start Data supplied
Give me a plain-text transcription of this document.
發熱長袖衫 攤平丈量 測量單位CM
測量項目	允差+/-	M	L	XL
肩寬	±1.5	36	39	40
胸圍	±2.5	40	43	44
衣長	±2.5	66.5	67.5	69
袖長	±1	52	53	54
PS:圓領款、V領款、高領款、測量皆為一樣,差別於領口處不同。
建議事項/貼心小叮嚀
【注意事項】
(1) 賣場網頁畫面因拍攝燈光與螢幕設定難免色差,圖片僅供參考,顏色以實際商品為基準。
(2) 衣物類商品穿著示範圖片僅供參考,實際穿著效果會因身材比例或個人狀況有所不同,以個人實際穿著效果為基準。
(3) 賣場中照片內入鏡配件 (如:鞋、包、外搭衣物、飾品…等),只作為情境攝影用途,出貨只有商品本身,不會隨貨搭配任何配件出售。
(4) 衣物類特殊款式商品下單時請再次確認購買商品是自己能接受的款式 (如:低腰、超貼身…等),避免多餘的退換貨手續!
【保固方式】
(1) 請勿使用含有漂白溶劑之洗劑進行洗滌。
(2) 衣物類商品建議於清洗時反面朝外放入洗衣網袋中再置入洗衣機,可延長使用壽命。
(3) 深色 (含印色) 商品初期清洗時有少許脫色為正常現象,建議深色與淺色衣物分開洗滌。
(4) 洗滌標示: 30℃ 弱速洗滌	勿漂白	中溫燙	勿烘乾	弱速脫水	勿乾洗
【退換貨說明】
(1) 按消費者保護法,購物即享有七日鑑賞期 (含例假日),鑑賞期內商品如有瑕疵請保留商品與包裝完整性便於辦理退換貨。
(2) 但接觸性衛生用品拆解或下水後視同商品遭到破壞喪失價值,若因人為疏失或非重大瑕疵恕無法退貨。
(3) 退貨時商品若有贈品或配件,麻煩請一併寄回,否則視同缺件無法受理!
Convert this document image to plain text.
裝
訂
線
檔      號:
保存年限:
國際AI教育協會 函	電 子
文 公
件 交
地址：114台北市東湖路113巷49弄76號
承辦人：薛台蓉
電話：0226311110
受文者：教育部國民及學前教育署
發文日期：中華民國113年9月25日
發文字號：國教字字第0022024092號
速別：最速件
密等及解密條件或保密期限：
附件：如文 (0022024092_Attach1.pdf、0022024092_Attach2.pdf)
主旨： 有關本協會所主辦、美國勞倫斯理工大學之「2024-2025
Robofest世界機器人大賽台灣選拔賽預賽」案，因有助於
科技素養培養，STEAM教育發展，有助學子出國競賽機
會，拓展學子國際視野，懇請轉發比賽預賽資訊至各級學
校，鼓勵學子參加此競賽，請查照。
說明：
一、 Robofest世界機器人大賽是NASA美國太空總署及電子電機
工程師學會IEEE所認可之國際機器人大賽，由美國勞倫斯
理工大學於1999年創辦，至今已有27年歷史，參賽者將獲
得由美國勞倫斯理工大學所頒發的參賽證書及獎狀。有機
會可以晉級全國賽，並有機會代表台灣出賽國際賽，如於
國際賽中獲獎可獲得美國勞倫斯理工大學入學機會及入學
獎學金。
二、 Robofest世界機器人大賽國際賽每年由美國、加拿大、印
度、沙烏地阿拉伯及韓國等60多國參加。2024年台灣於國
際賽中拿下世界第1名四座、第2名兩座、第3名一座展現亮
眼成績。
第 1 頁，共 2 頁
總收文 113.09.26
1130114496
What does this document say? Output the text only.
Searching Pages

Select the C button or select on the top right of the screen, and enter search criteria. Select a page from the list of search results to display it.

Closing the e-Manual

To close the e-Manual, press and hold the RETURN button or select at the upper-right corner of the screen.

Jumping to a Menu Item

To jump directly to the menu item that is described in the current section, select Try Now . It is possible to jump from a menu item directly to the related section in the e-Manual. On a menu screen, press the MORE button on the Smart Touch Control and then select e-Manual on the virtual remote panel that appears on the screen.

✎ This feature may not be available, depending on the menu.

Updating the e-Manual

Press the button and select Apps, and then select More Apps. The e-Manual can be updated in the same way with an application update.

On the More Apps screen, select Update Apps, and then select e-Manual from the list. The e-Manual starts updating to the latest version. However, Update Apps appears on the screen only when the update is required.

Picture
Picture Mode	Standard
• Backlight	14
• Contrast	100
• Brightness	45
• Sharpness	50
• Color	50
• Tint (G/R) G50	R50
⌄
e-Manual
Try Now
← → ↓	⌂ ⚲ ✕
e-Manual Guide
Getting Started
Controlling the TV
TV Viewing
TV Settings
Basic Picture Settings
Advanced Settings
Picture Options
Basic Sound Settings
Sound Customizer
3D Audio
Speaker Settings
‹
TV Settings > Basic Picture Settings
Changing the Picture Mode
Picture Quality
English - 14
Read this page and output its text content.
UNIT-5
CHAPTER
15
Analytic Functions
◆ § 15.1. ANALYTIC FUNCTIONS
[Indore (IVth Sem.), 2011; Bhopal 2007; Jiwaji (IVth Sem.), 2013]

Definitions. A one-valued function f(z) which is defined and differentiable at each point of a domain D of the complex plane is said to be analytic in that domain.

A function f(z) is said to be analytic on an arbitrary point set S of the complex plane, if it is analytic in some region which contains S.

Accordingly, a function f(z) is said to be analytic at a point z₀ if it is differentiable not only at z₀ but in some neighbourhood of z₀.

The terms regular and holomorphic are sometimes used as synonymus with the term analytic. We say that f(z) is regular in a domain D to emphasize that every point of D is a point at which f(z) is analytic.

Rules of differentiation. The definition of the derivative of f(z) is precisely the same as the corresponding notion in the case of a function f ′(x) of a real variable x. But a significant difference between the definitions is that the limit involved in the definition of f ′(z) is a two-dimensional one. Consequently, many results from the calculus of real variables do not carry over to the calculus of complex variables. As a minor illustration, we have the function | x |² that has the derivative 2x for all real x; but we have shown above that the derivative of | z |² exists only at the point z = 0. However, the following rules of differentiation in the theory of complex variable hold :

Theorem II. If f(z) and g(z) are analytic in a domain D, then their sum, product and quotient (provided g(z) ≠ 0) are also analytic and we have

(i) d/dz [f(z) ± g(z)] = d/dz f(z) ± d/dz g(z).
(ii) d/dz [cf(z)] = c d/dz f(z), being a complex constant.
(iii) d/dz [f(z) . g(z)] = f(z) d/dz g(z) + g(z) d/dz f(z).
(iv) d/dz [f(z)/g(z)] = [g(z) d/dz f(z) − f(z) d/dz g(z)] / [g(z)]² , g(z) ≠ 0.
end Data supplied
* **Task to carry out**:
Every line of the data above should be copied exactly.

* **Written answer**:
Give me a plain-text transcription of this document.
發熱長袖衫 攤平丈量 測量單位CM
測量項目	允差+/-	M	L	XL
肩寬	±1.5	36	39	40
胸圍	±2.5	40	43	44
衣長	±2.5	66.5	67.5	69
袖長	±1	52	53	54
PS:圓領款、V領款、高領款、測量皆為一樣,差別於領口處不同。
建議事項/貼心小叮嚀
【注意事項】
(1) 賣場網頁畫面因拍攝燈光與螢幕設定難免色差,圖片僅供參考,顏色以實際商品為基準。
(2) 衣物類商品穿著示範圖片僅供參考,實際穿著效果會因身材比例或個人狀況有所不同,以個人實際穿著效果為基準。
(3) 賣場中照片內入鏡配件 (如:鞋、包、外搭衣物、飾品…等),只作為情境攝影用途,出貨只有商品本身,不會隨貨搭配任何配件出售。
(4) 衣物類特殊款式商品下單時請再次確認購買商品是自己能接受的款式 (如:低腰、超貼身…等),避免多餘的退換貨手續!
【保固方式】
(1) 請勿使用含有漂白溶劑之洗劑進行洗滌。
(2) 衣物類商品建議於清洗時反面朝外放入洗衣網袋中再置入洗衣機,可延長使用壽命。
(3) 深色 (含印色) 商品初期清洗時有少許脫色為正常現象,建議深色與淺色衣物分開洗滌。
(4) 洗滌標示: 30℃ 弱速洗滌	勿漂白	中溫燙	勿烘乾	弱速脫水	勿乾洗
【退換貨說明】
(1) 按消費者保護法,購物即享有七日鑑賞期 (含例假日),鑑賞期內商品如有瑕疵請保留商品與包裝完整性便於辦理退換貨。
(2) 但接觸性衛生用品拆解或下水後視同商品遭到破壞喪失價值,若因人為疏失或非重大瑕疵恕無法退貨。
(3) 退貨時商品若有贈品或配件,麻煩請一併寄回,否則視同缺件無法受理!
Convert this document image to plain text.
裝
訂
線
檔      號:
保存年限:
國際AI教育協會 函	電 子
文 公
件 交
地址：114台北市東湖路113巷49弄76號
承辦人：薛台蓉
電話：0226311110
受文者：教育部國民及學前教育署
發文日期：中華民國113年9月25日
發文字號：國教字字第0022024092號
速別：最速件
密等及解密條件或保密期限：
附件：如文 (0022024092_Attach1.pdf、0022024092_Attach2.pdf)
主旨： 有關本協會所主辦、美國勞倫斯理工大學之「2024-2025
Robofest世界機器人大賽台灣選拔賽預賽」案，因有助於
科技素養培養，STEAM教育發展，有助學子出國競賽機
會，拓展學子國際視野，懇請轉發比賽預賽資訊至各級學
校，鼓勵學子參加此競賽，請查照。
說明：
一、 Robofest世界機器人大賽是NASA美國太空總署及電子電機
工程師學會IEEE所認可之國際機器人大賽，由美國勞倫斯
理工大學於1999年創辦，至今已有27年歷史，參賽者將獲
得由美國勞倫斯理工大學所頒發的參賽證書及獎狀。有機
會可以晉級全國賽，並有機會代表台灣出賽國際賽，如於
國際賽中獲獎可獲得美國勞倫斯理工大學入學機會及入學
獎學金。
二、 Robofest世界機器人大賽國際賽每年由美國、加拿大、印
度、沙烏地阿拉伯及韓國等60多國參加。2024年台灣於國
際賽中拿下世界第1名四座、第2名兩座、第3名一座展現亮
眼成績。
第 1 頁，共 2 頁
總收文 113.09.26
1130114496
What does this document say? Output the text only.
Searching Pages

Select the C button or select on the top right of the screen, and enter search criteria. Select a page from the list of search results to display it.

Closing the e-Manual

To close the e-Manual, press and hold the RETURN button or select at the upper-right corner of the screen.

Jumping to a Menu Item

To jump directly to the menu item that is described in the current section, select Try Now . It is possible to jump from a menu item directly to the related section in the e-Manual. On a menu screen, press the MORE button on the Smart Touch Control and then select e-Manual on the virtual remote panel that appears on the screen.

✎ This feature may not be available, depending on the menu.

Updating the e-Manual

Press the button and select Apps, and then select More Apps. The e-Manual can be updated in the same way with an application update.

On the More Apps screen, select Update Apps, and then select e-Manual from the list. The e-Manual starts updating to the latest version. However, Update Apps appears on the screen only when the update is required.

Picture
Picture Mode	Standard
• Backlight	14
• Contrast	100
• Brightness	45
• Sharpness	50
• Color	50
• Tint (G/R) G50	R50
⌄
e-Manual
Try Now
← → ↓	⌂ ⚲ ✕
e-Manual Guide
Getting Started
Controlling the TV
TV Viewing
TV Settings
Basic Picture Settings
Advanced Settings
Picture Options
Basic Sound Settings
Sound Customizer
3D Audio
Speaker Settings
‹
TV Settings > Basic Picture Settings
Changing the Picture Mode
Picture Quality
English - 14
Read this page and output its text content.
UNIT-5
CHAPTER
15
Analytic Functions
◆ § 15.1. ANALYTIC FUNCTIONS
[Indore (IVth Sem.), 2011; Bhopal 2007; Jiwaji (IVth Sem.), 2013]

Definitions. A one-valued function f(z) which is defined and differentiable at each point of a domain D of the complex plane is said to be analytic in that domain.

A function f(z) is said to be analytic on an arbitrary point set S of the complex plane, if it is analytic in some region which contains S.

Accordingly, a function f(z) is said to be analytic at a point z₀ if it is differentiable not only at z₀ but in some neighbourhood of z₀.

The terms regular and holomorphic are sometimes used as synonymus with the term analytic. We say that f(z) is regular in a domain D to emphasize that every point of D is a point at which f(z) is analytic.

Rules of differentiation. The definition of the derivative of f(z) is precisely the same as the corresponding notion in the case of a function f ′(x) of a real variable x. But a significant difference between the definitions is that the limit involved in the definition of f ′(z) is a two-dimensional one. Consequently, many results from the calculus of real variables do not carry over to the calculus of complex variables. As a minor illustration, we have the function | x |² that has the derivative 2x for all real x; but we have shown above that the derivative of | z |² exists only at the point z = 0. However, the following rules of differentiation in the theory of complex variable hold :

Theorem II. If f(z) and g(z) are analytic in a domain D, then their sum, product and quotient (provided g(z) ≠ 0) are also analytic and we have

(i) d/dz [f(z) ± g(z)] = d/dz f(z) ± d/dz g(z).
(ii) d/dz [cf(z)] = c d/dz f(z), being a complex constant.
(iii) d/dz [f(z) . g(z)] = f(z) d/dz g(z) + g(z) d/dz f(z).
(iv) d/dz [f(z)/g(z)] = [g(z) d/dz f(z) − f(z) d/dz g(z)] / [g(z)]² , g(z) ≠ 0.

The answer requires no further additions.